## WRITTEN TASK
Edit the listing below by replacing "perspective view" with "isometric view" wherever it occurs, keeping everything else the same. Omit the pictures from your answer.

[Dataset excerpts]
━━━━

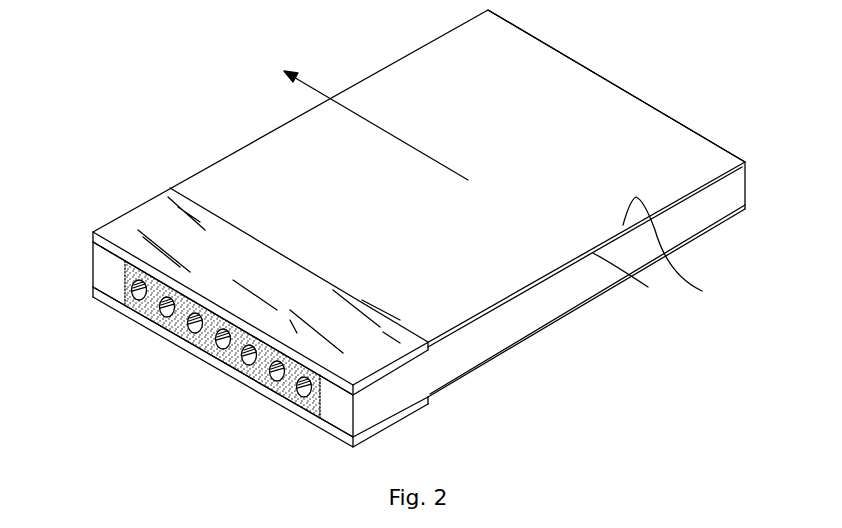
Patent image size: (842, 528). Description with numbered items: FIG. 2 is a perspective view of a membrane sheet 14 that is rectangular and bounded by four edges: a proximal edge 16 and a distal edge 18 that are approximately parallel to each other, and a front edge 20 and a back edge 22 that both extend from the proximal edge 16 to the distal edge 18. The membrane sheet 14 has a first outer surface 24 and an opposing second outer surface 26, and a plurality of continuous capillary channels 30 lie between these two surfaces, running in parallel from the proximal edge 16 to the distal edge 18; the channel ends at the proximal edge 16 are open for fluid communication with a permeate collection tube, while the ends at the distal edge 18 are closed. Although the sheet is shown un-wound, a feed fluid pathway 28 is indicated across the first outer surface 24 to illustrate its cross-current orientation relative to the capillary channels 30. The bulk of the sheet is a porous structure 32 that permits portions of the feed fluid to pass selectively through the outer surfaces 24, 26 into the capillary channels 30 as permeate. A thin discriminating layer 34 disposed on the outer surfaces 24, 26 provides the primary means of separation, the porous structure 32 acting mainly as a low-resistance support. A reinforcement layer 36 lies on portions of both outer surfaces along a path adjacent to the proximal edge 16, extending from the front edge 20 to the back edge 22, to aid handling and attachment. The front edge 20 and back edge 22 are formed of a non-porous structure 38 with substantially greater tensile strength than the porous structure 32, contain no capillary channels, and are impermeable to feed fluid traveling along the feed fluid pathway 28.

The membrane sheet 14 is at (212, 84).
The proximal edge 16 is at (145, 307).
The distal edge 18 is at (588, 67).
The front edge 20 is at (560, 298).
The back edge 22 is at (293, 121).
The first outer surface 24 is at (675, 249).
The second outer surface 26 is at (526, 341).
The feed fluid pathway 28 is at (317, 88).
The capillary channels 30 is at (190, 334).
The porous structure 32 is at (180, 317).
The discriminating layer 34 is at (746, 171).
The reinforcement layer 36 is at (108, 220).
The non-porous structure 38 is at (107, 278).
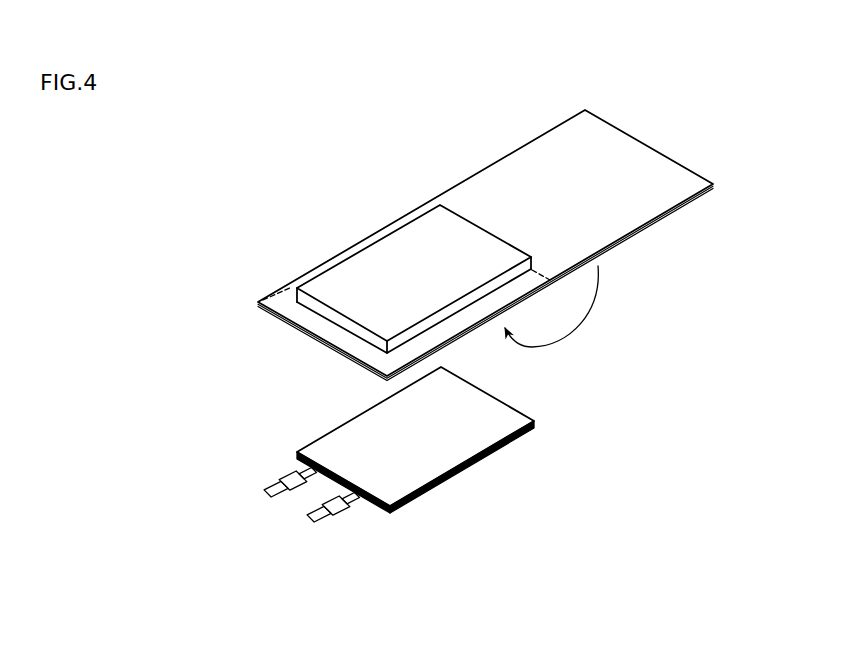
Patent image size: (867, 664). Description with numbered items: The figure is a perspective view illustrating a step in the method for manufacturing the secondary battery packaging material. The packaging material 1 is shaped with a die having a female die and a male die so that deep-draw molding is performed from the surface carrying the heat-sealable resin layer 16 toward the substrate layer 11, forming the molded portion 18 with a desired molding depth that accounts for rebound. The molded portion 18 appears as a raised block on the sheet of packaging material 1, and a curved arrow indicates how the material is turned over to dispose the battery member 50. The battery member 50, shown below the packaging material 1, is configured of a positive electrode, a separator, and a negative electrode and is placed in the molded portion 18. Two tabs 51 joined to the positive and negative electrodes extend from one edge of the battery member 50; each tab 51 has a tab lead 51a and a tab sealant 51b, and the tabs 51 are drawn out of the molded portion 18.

The packaging material 1 is at (492, 203).
The substrate layer 11 is at (290, 286).
The heat-sealable resin layer 16 is at (283, 304).
The molded portion 18 is at (382, 268).
The battery member 50 is at (558, 421).
The tabs 51 is at (286, 515).
The tab lead 51a is at (305, 470).
The tab sealant 51b is at (286, 480).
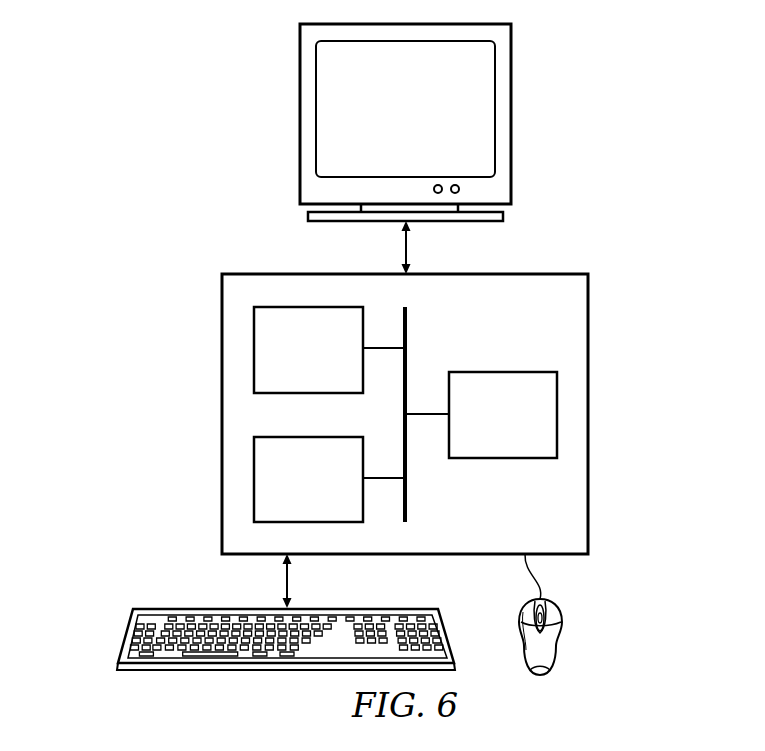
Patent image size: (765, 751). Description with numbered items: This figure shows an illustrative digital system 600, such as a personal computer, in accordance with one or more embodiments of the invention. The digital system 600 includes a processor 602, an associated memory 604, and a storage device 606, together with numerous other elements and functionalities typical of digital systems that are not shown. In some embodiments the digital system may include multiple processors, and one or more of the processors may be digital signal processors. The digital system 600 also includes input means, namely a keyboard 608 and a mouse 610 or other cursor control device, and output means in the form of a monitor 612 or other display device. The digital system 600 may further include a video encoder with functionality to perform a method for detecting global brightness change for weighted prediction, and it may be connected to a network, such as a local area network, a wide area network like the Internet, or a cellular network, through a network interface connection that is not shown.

The digital system 600 is at (185, 109).
The processor 602 is at (484, 427).
The memory 604 is at (289, 363).
The storage device 606 is at (289, 492).
The keyboard 608 is at (124, 638).
The mouse 610 is at (562, 640).
The monitor 612 is at (511, 113).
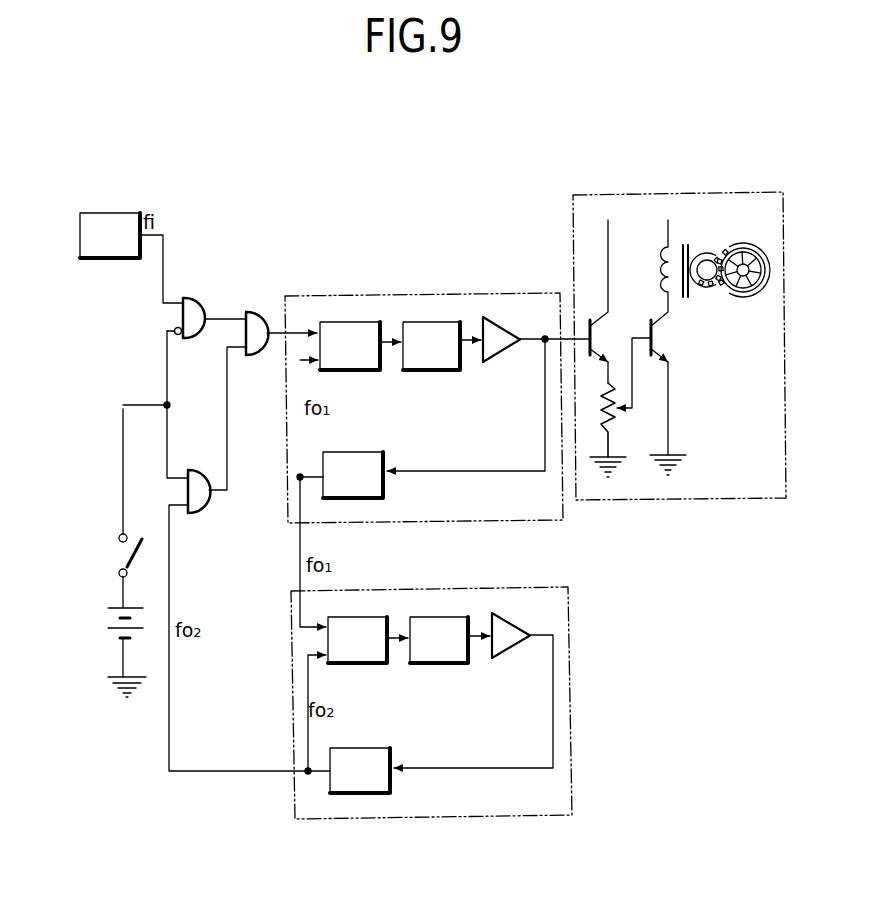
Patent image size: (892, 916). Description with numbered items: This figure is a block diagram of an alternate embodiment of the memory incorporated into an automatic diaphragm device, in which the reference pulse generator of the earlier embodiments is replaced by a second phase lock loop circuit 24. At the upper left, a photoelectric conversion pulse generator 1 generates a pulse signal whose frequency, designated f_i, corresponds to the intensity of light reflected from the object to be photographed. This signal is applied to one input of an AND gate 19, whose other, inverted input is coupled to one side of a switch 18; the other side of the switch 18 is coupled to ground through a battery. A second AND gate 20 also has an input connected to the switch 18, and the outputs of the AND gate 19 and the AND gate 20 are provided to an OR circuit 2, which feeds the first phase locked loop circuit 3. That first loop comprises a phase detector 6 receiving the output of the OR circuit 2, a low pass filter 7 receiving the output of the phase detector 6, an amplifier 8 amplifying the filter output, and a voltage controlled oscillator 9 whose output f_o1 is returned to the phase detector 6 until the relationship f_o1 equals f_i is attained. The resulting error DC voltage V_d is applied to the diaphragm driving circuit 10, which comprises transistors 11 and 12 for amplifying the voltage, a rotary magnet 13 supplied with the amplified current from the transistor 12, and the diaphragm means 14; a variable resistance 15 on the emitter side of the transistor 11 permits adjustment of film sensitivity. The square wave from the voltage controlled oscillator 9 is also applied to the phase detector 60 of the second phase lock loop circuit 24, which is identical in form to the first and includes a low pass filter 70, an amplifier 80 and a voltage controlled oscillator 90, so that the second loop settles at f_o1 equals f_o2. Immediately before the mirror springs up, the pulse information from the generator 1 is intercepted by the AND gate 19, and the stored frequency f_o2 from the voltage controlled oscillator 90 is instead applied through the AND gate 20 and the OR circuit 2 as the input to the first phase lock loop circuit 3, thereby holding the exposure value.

The photoelectric conversion pulse generator 1 is at (117, 220).
The OR circuit 2 is at (250, 312).
The phase locked loop circuit 3 is at (412, 296).
The phase detector 6 is at (360, 360).
The low pass filter 7 is at (427, 358).
The amplifier 8 is at (500, 345).
The voltage controlled oscillator 9 is at (380, 487).
The diaphragm driving circuit 10 is at (638, 194).
The transistor 11 is at (602, 340).
The transistor 12 is at (660, 340).
The rotary magnet 13 is at (690, 247).
The diaphragm means 14 is at (749, 298).
The variable resistance 15 is at (613, 418).
The switch 18 is at (127, 558).
The AND gate 19 is at (198, 297).
The AND gate 20 is at (208, 512).
The second phase lock loop circuit 24 is at (495, 817).
The phase detector 60 is at (365, 655).
The low pass filter 70 is at (440, 655).
The amplifier 80 is at (508, 640).
The voltage controlled oscillator 90 is at (385, 778).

━━━━

## FULL OUTPUT
Patent image size: (842, 528). Description with numbered items: FIG. 2 is a isometric view of a membrane sheet 14 that is rectangular and bounded by four edges: a proximal edge 16 and a distal edge 18 that are approximately parallel to each other, and a front edge 20 and a back edge 22 that both extend from the proximal edge 16 to the distal edge 18. The membrane sheet 14 has a first outer surface 24 and an opposing second outer surface 26, and a plurality of continuous capillary channels 30 lie between these two surfaces, running in parallel from the proximal edge 16 to the distal edge 18; the channel ends at the proximal edge 16 are open for fluid communication with a permeate collection tube, while the ends at the distal edge 18 are closed. Although the sheet is shown un-wound, a feed fluid pathway 28 is indicated across the first outer surface 24 to illustrate its cross-current orientation relative to the capillary channels 30. The bulk of the sheet is a porous structure 32 that permits portions of the feed fluid to pass selectively through the outer surfaces 24, 26 into the capillary channels 30 as permeate. A thin discriminating layer 34 disposed on the outer surfaces 24, 26 provides the primary means of separation, the porous structure 32 acting mainly as a low-resistance support. A reinforcement layer 36 lies on portions of both outer surfaces along a path adjacent to the proximal edge 16, extending from the front edge 20 to the back edge 22, to aid handling and attachment. The front edge 20 and back edge 22 are formed of a non-porous structure 38 with substantially greater tensile strength than the porous structure 32, contain no capillary channels, and are impermeable to feed fluid traveling along the feed fluid pathway 28.

The membrane sheet 14 is at (212, 84).
The proximal edge 16 is at (145, 307).
The distal edge 18 is at (588, 67).
The front edge 20 is at (560, 298).
The back edge 22 is at (293, 121).
The first outer surface 24 is at (675, 249).
The second outer surface 26 is at (526, 341).
The feed fluid pathway 28 is at (317, 88).
The capillary channels 30 is at (190, 334).
The porous structure 32 is at (180, 317).
The discriminating layer 34 is at (746, 171).
The reinforcement layer 36 is at (108, 220).
The non-porous structure 38 is at (107, 278).
Patent image size: (867, 664). Description with numbered items: The figure is a isometric view illustrating a step in the method for manufacturing the secondary battery packaging material. The packaging material 1 is shaped with a die having a female die and a male die so that deep-draw molding is performed from the surface carrying the heat-sealable resin layer 16 toward the substrate layer 11, forming the molded portion 18 with a desired molding depth that accounts for rebound. The molded portion 18 appears as a raised block on the sheet of packaging material 1, and a curved arrow indicates how the material is turned over to dispose the battery member 50. The battery member 50, shown below the packaging material 1, is configured of a positive electrode, a separator, and a negative electrode and is placed in the molded portion 18. Two tabs 51 joined to the positive and negative electrodes extend from one edge of the battery member 50; each tab 51 has a tab lead 51a and a tab sealant 51b, and the tabs 51 are drawn out of the molded portion 18.

The packaging material 1 is at (492, 203).
The substrate layer 11 is at (290, 286).
The heat-sealable resin layer 16 is at (283, 304).
The molded portion 18 is at (382, 268).
The battery member 50 is at (558, 421).
The tabs 51 is at (286, 515).
The tab lead 51a is at (305, 470).
The tab sealant 51b is at (286, 480).
Patent image size: (765, 751). Description with numbered items: This figure shows an illustrative digital system 600, such as a personal computer, in accordance with one or more embodiments of the invention. The digital system 600 includes a processor 602, an associated memory 604, and a storage device 606, together with numerous other elements and functionalities typical of digital systems that are not shown. In some embodiments the digital system may include multiple processors, and one or more of the processors may be digital signal processors. The digital system 600 also includes input means, namely a keyboard 608 and a mouse 610 or other cursor control device, and output means in the form of a monitor 612 or other display device. The digital system 600 may further include a video encoder with functionality to perform a method for detecting global brightness change for weighted prediction, and it may be connected to a network, such as a local area network, a wide area network like the Internet, or a cellular network, through a network interface connection that is not shown.

The digital system 600 is at (185, 109).
The processor 602 is at (484, 427).
The memory 604 is at (289, 363).
The storage device 606 is at (289, 492).
The keyboard 608 is at (124, 638).
The mouse 610 is at (562, 640).
The monitor 612 is at (511, 113).
Patent image size: (892, 916). Description with numbered items: This figure is a block diagram of an alternate embodiment of the memory incorporated into an automatic diaphragm device, in which the reference pulse generator of the earlier embodiments is replaced by a second phase lock loop circuit 24. At the upper left, a photoelectric conversion pulse generator 1 generates a pulse signal whose frequency, designated f_i, corresponds to the intensity of light reflected from the object to be photographed. This signal is applied to one input of an AND gate 19, whose other, inverted input is coupled to one side of a switch 18; the other side of the switch 18 is coupled to ground through a battery. A second AND gate 20 also has an input connected to the switch 18, and the outputs of the AND gate 19 and the AND gate 20 are provided to an OR circuit 2, which feeds the first phase locked loop circuit 3. That first loop comprises a phase detector 6 receiving the output of the OR circuit 2, a low pass filter 7 receiving the output of the phase detector 6, an amplifier 8 amplifying the filter output, and a voltage controlled oscillator 9 whose output f_o1 is returned to the phase detector 6 until the relationship f_o1 equals f_i is attained. The resulting error DC voltage V_d is applied to the diaphragm driving circuit 10, which comprises transistors 11 and 12 for amplifying the voltage, a rotary magnet 13 supplied with the amplified current from the transistor 12, and the diaphragm means 14; a variable resistance 15 on the emitter side of the transistor 11 permits adjustment of film sensitivity. The square wave from the voltage controlled oscillator 9 is also applied to the phase detector 60 of the second phase lock loop circuit 24, which is identical in form to the first and includes a low pass filter 70, an amplifier 80 and a voltage controlled oscillator 90, so that the second loop settles at f_o1 equals f_o2. Immediately before the mirror springs up, the pulse information from the generator 1 is intercepted by the AND gate 19, and the stored frequency f_o2 from the voltage controlled oscillator 90 is instead applied through the AND gate 20 and the OR circuit 2 as the input to the first phase lock loop circuit 3, thereby holding the exposure value.

The photoelectric conversion pulse generator 1 is at (117, 220).
The OR circuit 2 is at (250, 312).
The phase locked loop circuit 3 is at (412, 296).
The phase detector 6 is at (360, 360).
The low pass filter 7 is at (427, 358).
The amplifier 8 is at (500, 345).
The voltage controlled oscillator 9 is at (380, 487).
The diaphragm driving circuit 10 is at (638, 194).
The transistor 11 is at (602, 340).
The transistor 12 is at (660, 340).
The rotary magnet 13 is at (690, 247).
The diaphragm means 14 is at (749, 298).
The variable resistance 15 is at (613, 418).
The switch 18 is at (127, 558).
The AND gate 19 is at (198, 297).
The AND gate 20 is at (208, 512).
The second phase lock loop circuit 24 is at (495, 817).
The phase detector 60 is at (365, 655).
The low pass filter 70 is at (440, 655).
The amplifier 80 is at (508, 640).
The voltage controlled oscillator 90 is at (385, 778).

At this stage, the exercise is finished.